» PROBLEM DETAILS
From the data that follows, copy every line holding the string "name".

▼

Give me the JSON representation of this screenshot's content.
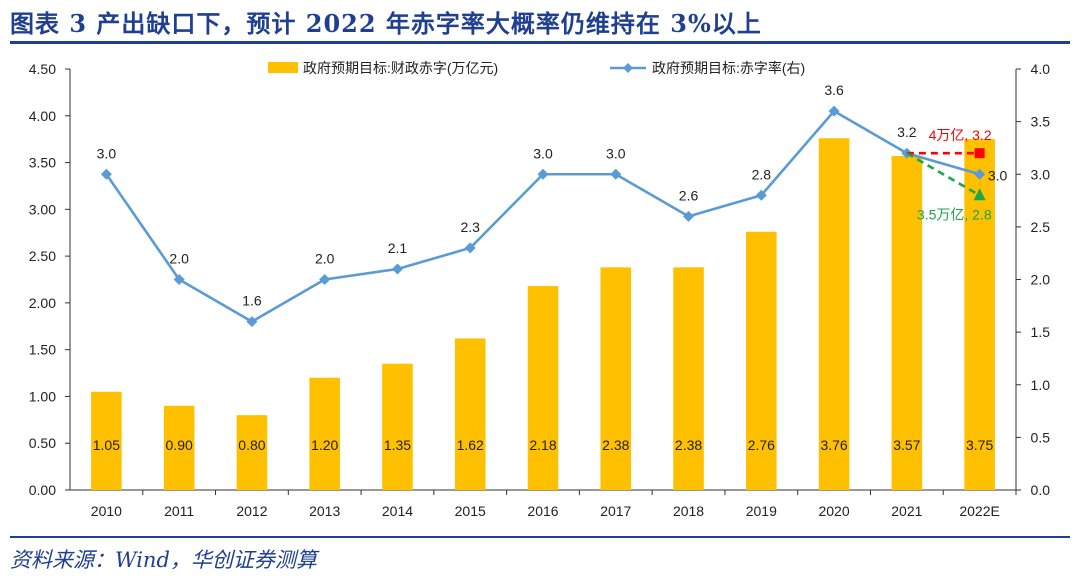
{
  "header": {
    "title": "图表 3 产出缺口下，预计 2022 年赤字率大概率仍维持在 3%以上"
  },
  "footer": {
    "source": "资料来源：Wind，华创证券测算"
  },
  "chart_data": {
    "type": "bar+line",
    "categories": [
      "2010",
      "2011",
      "2012",
      "2013",
      "2014",
      "2015",
      "2016",
      "2017",
      "2018",
      "2019",
      "2020",
      "2021",
      "2022E"
    ],
    "series": [
      {
        "name": "政府预期目标:财政赤字(万亿元)",
        "type": "bar",
        "axis": "left",
        "color": "#ffc000",
        "values": [
          1.05,
          0.9,
          0.8,
          1.2,
          1.35,
          1.62,
          2.18,
          2.38,
          2.38,
          2.76,
          3.76,
          3.57,
          3.75
        ],
        "labels": [
          "1.05",
          "0.90",
          "0.80",
          "1.20",
          "1.35",
          "1.62",
          "2.18",
          "2.38",
          "2.38",
          "2.76",
          "3.76",
          "3.57",
          "3.75"
        ]
      },
      {
        "name": "政府预期目标:赤字率(右)",
        "type": "line",
        "axis": "right",
        "color": "#5b9bd5",
        "values": [
          3.0,
          2.0,
          1.6,
          2.0,
          2.1,
          2.3,
          3.0,
          3.0,
          2.6,
          2.8,
          3.6,
          3.2,
          3.0
        ],
        "labels": [
          "3.0",
          "2.0",
          "1.6",
          "2.0",
          "2.1",
          "2.3",
          "3.0",
          "3.0",
          "2.6",
          "2.8",
          "3.6",
          "3.2",
          ""
        ]
      }
    ],
    "scenarios": [
      {
        "label": "4万亿, 3.2",
        "from_category": "2021",
        "to_category": "2022E",
        "value": 3.2,
        "color": "#ff0000",
        "marker": "square"
      },
      {
        "label": "3.5万亿, 2.8",
        "from_category": "2021",
        "to_category": "2022E",
        "value": 2.8,
        "color": "#1aa64a",
        "marker": "triangle"
      }
    ],
    "endpoint_label": "3.0",
    "y_left": {
      "min": 0,
      "max": 4.5,
      "step": 0.5,
      "ticks": [
        "0.00",
        "0.50",
        "1.00",
        "1.50",
        "2.00",
        "2.50",
        "3.00",
        "3.50",
        "4.00",
        "4.50"
      ]
    },
    "y_right": {
      "min": 0,
      "max": 4.0,
      "step": 0.5,
      "ticks": [
        "0.0",
        "0.5",
        "1.0",
        "1.5",
        "2.0",
        "2.5",
        "3.0",
        "3.5",
        "4.0"
      ]
    },
    "grid": false,
    "legend": "top"
  }
}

▲

» SOLVED EXERCISE
        "name": "政府预期目标:财政赤字(万亿元)",
        "name": "政府预期目标:赤字率(右)",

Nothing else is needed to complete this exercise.